What is needed – For the copy, please give all of the data again exactly and leave the pictures out.

Dataset items –
——————
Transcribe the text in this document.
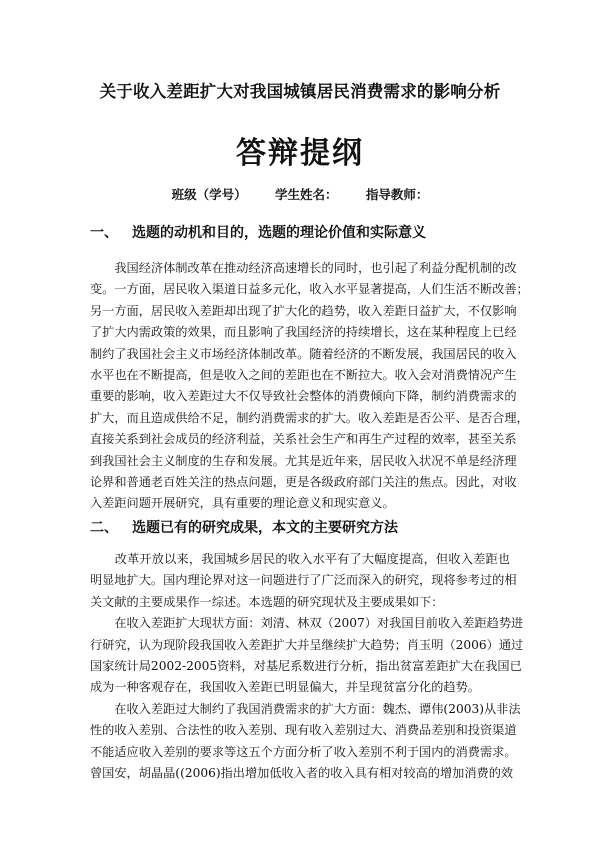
关于收入差距扩大对我国城镇居民消费需求的影响分析
答辩提纲
班级（学号） 学生姓名： 指导教师：
一、 选题的动机和目的，选题的理论价值和实际意义
　　我国经济体制改革在推动经济高速增长的同时，也引起了利益分配机制的改
变。一方面，居民收入渠道日益多元化，收入水平显著提高，人们生活不断改善；
另一方面，居民收入差距却出现了扩大化的趋势，收入差距日益扩大，不仅影响
了扩大内需政策的效果，而且影响了我国经济的持续增长，这在某种程度上已经
制约了我国社会主义市场经济体制改革。随着经济的不断发展，我国居民的收入
水平也在不断提高，但是收入之间的差距也在不断拉大。收入会对消费情况产生
重要的影响，收入差距过大不仅导致社会整体的消费倾向下降，制约消费需求的
扩大，而且造成供给不足，制约消费需求的扩大。收入差距是否公平、是否合理，
直接关系到社会成员的经济利益，关系社会生产和再生产过程的效率，甚至关系
到我国社会主义制度的生存和发展。尤其是近年来，居民收入状况不单是经济理
论界和普通老百姓关注的热点问题，更是各级政府部门关注的焦点。因此，对收
入差距问题开展研究，具有重要的理论意义和现实意义。
二、 选题已有的研究成果，本文的主要研究方法
　　改革开放以来，我国城乡居民的收入水平有了大幅度提高，但收入差距也
明显地扩大。国内理论界对这一问题进行了广泛而深入的研究，现将参考过的相
关文献的主要成果作一综述。本选题的研究现状及主要成果如下：
　　在收入差距扩大现状方面：刘清、林双（2007）对我国目前收入差距趋势进
行研究，认为现阶段我国收入差距扩大并呈继续扩大趋势；肖玉明（2006）通过
国家统计局2002-2005资料，对基尼系数进行分析，指出贫富差距扩大在我国已
成为一种客观存在，我国收入差距已明显偏大，并呈现贫富分化的趋势。
　　在收入差距过大制约了我国消费需求的扩大方面：魏杰、谭伟(2003)从非法
性的收入差别、合法性的收入差别、现有收入差别过大、消费品差别和投资渠道
不能适应收入差别的要求等这五个方面分析了收入差别不利于国内的消费需求。
曾国安，胡晶晶((2006)指出增加低收入者的收入具有相对较高的增加消费的效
——————
Exercise output –
Transcribe the text in this document.
关于收入差距扩大对我国城镇居民消费需求的影响分析
答辩提纲
班级（学号） 学生姓名： 指导教师：
一、 选题的动机和目的，选题的理论价值和实际意义
　　我国经济体制改革在推动经济高速增长的同时，也引起了利益分配机制的改
变。一方面，居民收入渠道日益多元化，收入水平显著提高，人们生活不断改善；
另一方面，居民收入差距却出现了扩大化的趋势，收入差距日益扩大，不仅影响
了扩大内需政策的效果，而且影响了我国经济的持续增长，这在某种程度上已经
制约了我国社会主义市场经济体制改革。随着经济的不断发展，我国居民的收入
水平也在不断提高，但是收入之间的差距也在不断拉大。收入会对消费情况产生
重要的影响，收入差距过大不仅导致社会整体的消费倾向下降，制约消费需求的
扩大，而且造成供给不足，制约消费需求的扩大。收入差距是否公平、是否合理，
直接关系到社会成员的经济利益，关系社会生产和再生产过程的效率，甚至关系
到我国社会主义制度的生存和发展。尤其是近年来，居民收入状况不单是经济理
论界和普通老百姓关注的热点问题，更是各级政府部门关注的焦点。因此，对收
入差距问题开展研究，具有重要的理论意义和现实意义。
二、 选题已有的研究成果，本文的主要研究方法
　　改革开放以来，我国城乡居民的收入水平有了大幅度提高，但收入差距也
明显地扩大。国内理论界对这一问题进行了广泛而深入的研究，现将参考过的相
关文献的主要成果作一综述。本选题的研究现状及主要成果如下：
　　在收入差距扩大现状方面：刘清、林双（2007）对我国目前收入差距趋势进
行研究，认为现阶段我国收入差距扩大并呈继续扩大趋势；肖玉明（2006）通过
国家统计局2002-2005资料，对基尼系数进行分析，指出贫富差距扩大在我国已
成为一种客观存在，我国收入差距已明显偏大，并呈现贫富分化的趋势。
　　在收入差距过大制约了我国消费需求的扩大方面：魏杰、谭伟(2003)从非法
性的收入差别、合法性的收入差别、现有收入差别过大、消费品差别和投资渠道
不能适应收入差别的要求等这五个方面分析了收入差别不利于国内的消费需求。
曾国安，胡晶晶((2006)指出增加低收入者的收入具有相对较高的增加消费的效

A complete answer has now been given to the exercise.